**Do this**
Reproduce the listing verbatim.

---- Records provided

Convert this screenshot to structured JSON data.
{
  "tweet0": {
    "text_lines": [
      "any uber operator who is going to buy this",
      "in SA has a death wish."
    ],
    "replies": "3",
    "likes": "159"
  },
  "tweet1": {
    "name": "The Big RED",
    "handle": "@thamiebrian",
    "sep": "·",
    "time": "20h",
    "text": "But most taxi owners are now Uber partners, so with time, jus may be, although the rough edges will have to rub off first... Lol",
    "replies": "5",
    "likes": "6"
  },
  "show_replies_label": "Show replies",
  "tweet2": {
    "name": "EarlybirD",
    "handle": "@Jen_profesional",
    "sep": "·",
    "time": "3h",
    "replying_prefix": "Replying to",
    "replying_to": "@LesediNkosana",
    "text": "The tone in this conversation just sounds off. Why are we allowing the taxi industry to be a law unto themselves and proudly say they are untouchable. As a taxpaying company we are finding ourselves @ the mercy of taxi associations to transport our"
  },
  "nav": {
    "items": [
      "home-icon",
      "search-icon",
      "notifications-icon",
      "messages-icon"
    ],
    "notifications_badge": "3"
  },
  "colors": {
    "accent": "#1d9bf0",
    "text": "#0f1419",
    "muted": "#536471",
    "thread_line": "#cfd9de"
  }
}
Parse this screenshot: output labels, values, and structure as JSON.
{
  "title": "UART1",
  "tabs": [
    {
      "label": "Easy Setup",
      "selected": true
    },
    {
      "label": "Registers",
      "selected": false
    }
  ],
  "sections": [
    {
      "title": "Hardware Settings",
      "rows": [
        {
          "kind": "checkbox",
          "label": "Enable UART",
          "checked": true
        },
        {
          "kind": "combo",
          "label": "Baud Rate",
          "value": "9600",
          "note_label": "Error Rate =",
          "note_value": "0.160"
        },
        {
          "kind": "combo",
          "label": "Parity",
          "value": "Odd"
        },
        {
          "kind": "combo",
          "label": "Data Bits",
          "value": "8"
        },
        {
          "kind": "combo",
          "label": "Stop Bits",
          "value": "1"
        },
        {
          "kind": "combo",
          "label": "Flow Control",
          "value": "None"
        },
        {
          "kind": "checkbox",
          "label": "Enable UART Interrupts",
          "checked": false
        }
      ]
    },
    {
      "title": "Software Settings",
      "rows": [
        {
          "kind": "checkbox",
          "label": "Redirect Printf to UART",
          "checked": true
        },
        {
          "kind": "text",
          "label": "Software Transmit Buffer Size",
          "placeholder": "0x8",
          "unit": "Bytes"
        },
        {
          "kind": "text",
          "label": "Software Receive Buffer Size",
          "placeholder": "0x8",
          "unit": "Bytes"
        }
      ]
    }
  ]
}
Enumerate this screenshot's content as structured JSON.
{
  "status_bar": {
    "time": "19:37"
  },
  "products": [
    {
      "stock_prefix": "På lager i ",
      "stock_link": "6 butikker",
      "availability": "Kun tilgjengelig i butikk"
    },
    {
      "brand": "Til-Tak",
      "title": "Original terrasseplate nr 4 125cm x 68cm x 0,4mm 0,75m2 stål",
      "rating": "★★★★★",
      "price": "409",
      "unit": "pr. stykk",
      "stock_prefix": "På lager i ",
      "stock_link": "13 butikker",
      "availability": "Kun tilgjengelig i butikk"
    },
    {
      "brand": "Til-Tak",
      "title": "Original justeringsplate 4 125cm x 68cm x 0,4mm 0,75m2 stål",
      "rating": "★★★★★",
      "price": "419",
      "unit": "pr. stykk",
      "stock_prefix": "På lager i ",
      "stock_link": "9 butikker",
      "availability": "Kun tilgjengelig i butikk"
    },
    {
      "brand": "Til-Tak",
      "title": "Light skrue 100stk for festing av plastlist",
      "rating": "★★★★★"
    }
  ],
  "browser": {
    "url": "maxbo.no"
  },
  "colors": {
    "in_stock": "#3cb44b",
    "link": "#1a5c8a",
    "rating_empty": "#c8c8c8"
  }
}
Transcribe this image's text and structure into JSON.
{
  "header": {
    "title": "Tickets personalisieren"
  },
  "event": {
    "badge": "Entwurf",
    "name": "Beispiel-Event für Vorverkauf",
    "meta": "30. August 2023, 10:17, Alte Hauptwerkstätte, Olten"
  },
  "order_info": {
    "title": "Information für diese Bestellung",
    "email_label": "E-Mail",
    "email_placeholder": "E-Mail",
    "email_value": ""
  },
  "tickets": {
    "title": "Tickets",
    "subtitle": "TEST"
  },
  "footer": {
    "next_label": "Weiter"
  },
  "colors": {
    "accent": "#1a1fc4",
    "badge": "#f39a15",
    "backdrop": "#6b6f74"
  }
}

--------

**Written response**
Convert this screenshot to structured JSON data.
{
  "tweet0": {
    "text_lines": [
      "any uber operator who is going to buy this",
      "in SA has a death wish."
    ],
    "replies": "3",
    "likes": "159"
  },
  "tweet1": {
    "name": "The Big RED",
    "handle": "@thamiebrian",
    "sep": "·",
    "time": "20h",
    "text": "But most taxi owners are now Uber partners, so with time, jus may be, although the rough edges will have to rub off first... Lol",
    "replies": "5",
    "likes": "6"
  },
  "show_replies_label": "Show replies",
  "tweet2": {
    "name": "EarlybirD",
    "handle": "@Jen_profesional",
    "sep": "·",
    "time": "3h",
    "replying_prefix": "Replying to",
    "replying_to": "@LesediNkosana",
    "text": "The tone in this conversation just sounds off. Why are we allowing the taxi industry to be a law unto themselves and proudly say they are untouchable. As a taxpaying company we are finding ourselves @ the mercy of taxi associations to transport our"
  },
  "nav": {
    "items": [
      "home-icon",
      "search-icon",
      "notifications-icon",
      "messages-icon"
    ],
    "notifications_badge": "3"
  },
  "colors": {
    "accent": "#1d9bf0",
    "text": "#0f1419",
    "muted": "#536471",
    "thread_line": "#cfd9de"
  }
}
Parse this screenshot: output labels, values, and structure as JSON.
{
  "title": "UART1",
  "tabs": [
    {
      "label": "Easy Setup",
      "selected": true
    },
    {
      "label": "Registers",
      "selected": false
    }
  ],
  "sections": [
    {
      "title": "Hardware Settings",
      "rows": [
        {
          "kind": "checkbox",
          "label": "Enable UART",
          "checked": true
        },
        {
          "kind": "combo",
          "label": "Baud Rate",
          "value": "9600",
          "note_label": "Error Rate =",
          "note_value": "0.160"
        },
        {
          "kind": "combo",
          "label": "Parity",
          "value": "Odd"
        },
        {
          "kind": "combo",
          "label": "Data Bits",
          "value": "8"
        },
        {
          "kind": "combo",
          "label": "Stop Bits",
          "value": "1"
        },
        {
          "kind": "combo",
          "label": "Flow Control",
          "value": "None"
        },
        {
          "kind": "checkbox",
          "label": "Enable UART Interrupts",
          "checked": false
        }
      ]
    },
    {
      "title": "Software Settings",
      "rows": [
        {
          "kind": "checkbox",
          "label": "Redirect Printf to UART",
          "checked": true
        },
        {
          "kind": "text",
          "label": "Software Transmit Buffer Size",
          "placeholder": "0x8",
          "unit": "Bytes"
        },
        {
          "kind": "text",
          "label": "Software Receive Buffer Size",
          "placeholder": "0x8",
          "unit": "Bytes"
        }
      ]
    }
  ]
}
Enumerate this screenshot's content as structured JSON.
{
  "status_bar": {
    "time": "19:37"
  },
  "products": [
    {
      "stock_prefix": "På lager i ",
      "stock_link": "6 butikker",
      "availability": "Kun tilgjengelig i butikk"
    },
    {
      "brand": "Til-Tak",
      "title": "Original terrasseplate nr 4 125cm x 68cm x 0,4mm 0,75m2 stål",
      "rating": "★★★★★",
      "price": "409",
      "unit": "pr. stykk",
      "stock_prefix": "På lager i ",
      "stock_link": "13 butikker",
      "availability": "Kun tilgjengelig i butikk"
    },
    {
      "brand": "Til-Tak",
      "title": "Original justeringsplate 4 125cm x 68cm x 0,4mm 0,75m2 stål",
      "rating": "★★★★★",
      "price": "419",
      "unit": "pr. stykk",
      "stock_prefix": "På lager i ",
      "stock_link": "9 butikker",
      "availability": "Kun tilgjengelig i butikk"
    },
    {
      "brand": "Til-Tak",
      "title": "Light skrue 100stk for festing av plastlist",
      "rating": "★★★★★"
    }
  ],
  "browser": {
    "url": "maxbo.no"
  },
  "colors": {
    "in_stock": "#3cb44b",
    "link": "#1a5c8a",
    "rating_empty": "#c8c8c8"
  }
}
Transcribe this image's text and structure into JSON.
{
  "header": {
    "title": "Tickets personalisieren"
  },
  "event": {
    "badge": "Entwurf",
    "name": "Beispiel-Event für Vorverkauf",
    "meta": "30. August 2023, 10:17, Alte Hauptwerkstätte, Olten"
  },
  "order_info": {
    "title": "Information für diese Bestellung",
    "email_label": "E-Mail",
    "email_placeholder": "E-Mail",
    "email_value": ""
  },
  "tickets": {
    "title": "Tickets",
    "subtitle": "TEST"
  },
  "footer": {
    "next_label": "Weiter"
  },
  "colors": {
    "accent": "#1a1fc4",
    "badge": "#f39a15",
    "backdrop": "#6b6f74"
  }
}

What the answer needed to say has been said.